SELECTED EXCERPT:
==*==

I think you would just feel really sick–sweating, puking, etc. IANAD, but I have gone through (prescription medication) withdrawal.

You’ll note that several over-the-county pain relievers now include caffeine as an ingredient for this sole reason.

The reason OTC pain relievers increase caffeine is because it constricts blood vessels and can potentiate other painkillers. No doubt Excedrin is ideally suited for a caffeine-withdrawal headache, but the caffeine helps relieve headache pain even for people who aren’t experiencing caffeine withdrawals.

You need food to live, but food addiction is a terrible, terrible disease, so I’m not sure what you’re getting at.

Part of the difficulty in answering this question is that addiction is very poorly defined. If you consider it a social construct, which it often is, then in some cases person can’t really be addicted to something they don’t identify. People may have withdrawal symptoms, even severe ones, but not really be identified as an “addict.”

Example: I once took Effexor for depression. If I was even a couple of hours late with a dose I would start getting dizzy, throwing up, shaking, and otherwise becoming non-functional. However, it took me quite some time to link these ill spells to the medication. I’d just think to myself, “Wow, I had a nasty stomach bug yesterday. Must have been food poisoning, weird how it disappeared so quickly.” When I tried to get off the stuff entirely (didn’t work well for me anyway) it was torture. It took two weeks for me to feel normal again.

Since my “drug problem” was an anti-depressant and we don’t socially identify people on such medication as “addicts” no one probably would have said, “you’re addicted to medication.” The turn of phrase is more like, “You’ll have some re-bound symptoms and need to taper off this medication slowly.”

If the drug I had been taking was a benzo, morphine, what-have-you, then I would have been called an addict and people would have suggested addiction treatment.

George Vaillant did experiments in which he intended to prove that alcoholics could not control their drinking once they started. He ended up proving the opposite…that problem drinkers who THOUGHT they were drinking alcohol consumed more, whether they were swallowing alcohol or not. Those who were consuming alcohol when they thought they weren’t simply lost interest and didn’t drink more than an non-problem drinker.

Withdrawal is often only as bad as we think it’s going to be, and ditto for the fight to stay away from the addictive substance post-withdrawal. I believe many Vietnam Vets came home addicted to heroin, but then went about their lives without requiring the years of treatment that we now prescribe to addicts.

==*==

SUPPLIED DATA:
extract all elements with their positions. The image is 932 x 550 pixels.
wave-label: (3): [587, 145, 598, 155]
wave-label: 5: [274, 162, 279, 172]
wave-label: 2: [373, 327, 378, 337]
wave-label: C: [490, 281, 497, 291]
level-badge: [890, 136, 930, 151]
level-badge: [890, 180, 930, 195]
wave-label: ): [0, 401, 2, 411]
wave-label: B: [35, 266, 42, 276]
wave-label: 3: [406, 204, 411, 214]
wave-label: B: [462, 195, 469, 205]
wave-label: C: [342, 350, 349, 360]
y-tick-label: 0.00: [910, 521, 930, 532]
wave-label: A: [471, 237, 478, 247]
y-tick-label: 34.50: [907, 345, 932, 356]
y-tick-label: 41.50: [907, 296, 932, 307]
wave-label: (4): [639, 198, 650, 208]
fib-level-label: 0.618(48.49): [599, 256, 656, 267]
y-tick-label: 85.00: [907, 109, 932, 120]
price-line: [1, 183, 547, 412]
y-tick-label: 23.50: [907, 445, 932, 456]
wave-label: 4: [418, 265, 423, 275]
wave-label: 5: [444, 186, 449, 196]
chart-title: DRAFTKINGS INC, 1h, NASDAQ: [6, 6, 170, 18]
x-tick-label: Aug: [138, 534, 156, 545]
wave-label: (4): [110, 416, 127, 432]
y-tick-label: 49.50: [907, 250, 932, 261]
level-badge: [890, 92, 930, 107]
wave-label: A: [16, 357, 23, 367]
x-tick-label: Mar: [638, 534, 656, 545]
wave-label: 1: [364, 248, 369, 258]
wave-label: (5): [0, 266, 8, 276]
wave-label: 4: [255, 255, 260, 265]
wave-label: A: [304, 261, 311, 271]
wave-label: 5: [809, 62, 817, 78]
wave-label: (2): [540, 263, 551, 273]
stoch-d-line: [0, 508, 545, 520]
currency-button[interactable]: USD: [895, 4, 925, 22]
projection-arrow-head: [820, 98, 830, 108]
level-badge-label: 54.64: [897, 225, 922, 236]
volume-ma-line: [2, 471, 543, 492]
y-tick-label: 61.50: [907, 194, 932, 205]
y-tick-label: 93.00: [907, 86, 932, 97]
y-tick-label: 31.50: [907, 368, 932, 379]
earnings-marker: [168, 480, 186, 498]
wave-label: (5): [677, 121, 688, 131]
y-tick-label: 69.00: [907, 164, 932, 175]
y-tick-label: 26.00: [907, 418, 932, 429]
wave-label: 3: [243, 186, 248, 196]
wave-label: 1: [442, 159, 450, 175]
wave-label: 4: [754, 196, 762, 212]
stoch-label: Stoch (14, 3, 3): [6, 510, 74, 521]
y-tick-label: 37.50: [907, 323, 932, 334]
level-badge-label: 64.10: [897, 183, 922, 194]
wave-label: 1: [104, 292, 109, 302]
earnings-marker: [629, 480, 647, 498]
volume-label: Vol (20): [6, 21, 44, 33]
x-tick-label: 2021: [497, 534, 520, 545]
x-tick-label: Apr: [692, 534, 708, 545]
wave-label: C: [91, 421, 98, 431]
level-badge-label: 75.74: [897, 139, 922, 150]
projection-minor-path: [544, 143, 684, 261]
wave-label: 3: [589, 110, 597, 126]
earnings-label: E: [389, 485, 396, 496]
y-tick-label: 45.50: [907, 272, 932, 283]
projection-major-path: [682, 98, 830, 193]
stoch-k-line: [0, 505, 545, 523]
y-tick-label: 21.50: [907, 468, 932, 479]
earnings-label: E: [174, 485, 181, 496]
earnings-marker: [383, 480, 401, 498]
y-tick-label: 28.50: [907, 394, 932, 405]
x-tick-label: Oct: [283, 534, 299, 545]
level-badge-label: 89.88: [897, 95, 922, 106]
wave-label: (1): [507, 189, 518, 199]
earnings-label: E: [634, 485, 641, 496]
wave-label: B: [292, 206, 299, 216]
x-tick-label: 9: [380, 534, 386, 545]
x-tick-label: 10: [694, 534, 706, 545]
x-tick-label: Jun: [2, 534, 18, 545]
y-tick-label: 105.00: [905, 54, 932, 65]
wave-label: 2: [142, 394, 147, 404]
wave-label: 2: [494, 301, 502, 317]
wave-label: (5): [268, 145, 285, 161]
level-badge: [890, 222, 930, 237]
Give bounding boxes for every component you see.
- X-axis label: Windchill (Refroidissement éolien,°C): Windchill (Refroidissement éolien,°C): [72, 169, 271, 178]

==*==

TASK ITEM A:
Answer these questions from the discussion of addiction and withdrawal, one line each:
(i) What medication did the writer take for depression?
(ii) How long did it take the writer to feel normal again after stopping that medication?
(iii) Who conducted the experiments meant to prove that alcoholics could not control their drinking once they started?
TASK ITEM B:
Copy the part of the discussion of addiction and withdrawal from "If the drug" up to and including "an non-problem drinker.".
TASK ITEM C:
Carry on the discussion of addiction and withdrawal, starting after its last sentence.
The records were drawn from a source unrelated to the discussion of addiction and withdrawal.

RESULT A:
(i) Effexor
(ii) Two weeks
(iii) George Vaillant

RESULT B:
If the drug I had been taking was a benzo, morphine, what-have-you, then I would have been called an addict and people would have suggested addiction treatment.

George Vaillant did experiments in which he intended to prove that alcoholics could not control their drinking once they started. He ended up proving the opposite…that problem drinkers who THOUGHT they were drinking alcohol consumed more, whether they were swallowing alcohol or not. Those who were consuming alcohol when they thought they weren’t simply lost interest and didn’t drink more than an non-problem drinker.

RESULT C:
If someone was being sneakily administered a drug and had that drug halted, they would probably go through the withdrawal symptoms thinking they had the flu. If they were then TOLD they were addicted to, say, morphine, that would be a different story. If they were told they were physically dependant on Effexor there would be yet another reaction. Without identifying oneself as an addict you can skip a lot of the flawed “common knowledge” about how addicts behave.

First we need to define our terms. As Wikipedia says addiction has several senses:

Depending on which sense you’re talking about, you’ll get different answers.

I’ve been seeing a pain/addiction doctor recently. From what he told me, there is a difference between addiction and dependency. I have been taking my Ultram for so many years that I am dependent on it to the point where I need it to avoid withdrawal symptoms, but I am not addicted to it. I guess the difference is that I have never abused or gone over the recommended dosage. According to him an addict will abuse the medications often taking amounts way beyond the prescribed dosage. Where I may take 150mg a day some addicts take 1000-2000mgs a day.

I don’t like being dependent on any drug, yet I still have pain. We have worked out a plan that will hopefully eventually get me off the Ultram completely, while maintaining my pain relief with other drugs.

Right, and I think it’s safe to assume that in some cases one sense affects others. Withdrawal symptoms may be worse for people who are “psychologically addicted” and may be absent for people who don’t know they SHOULD be going through withdrawal.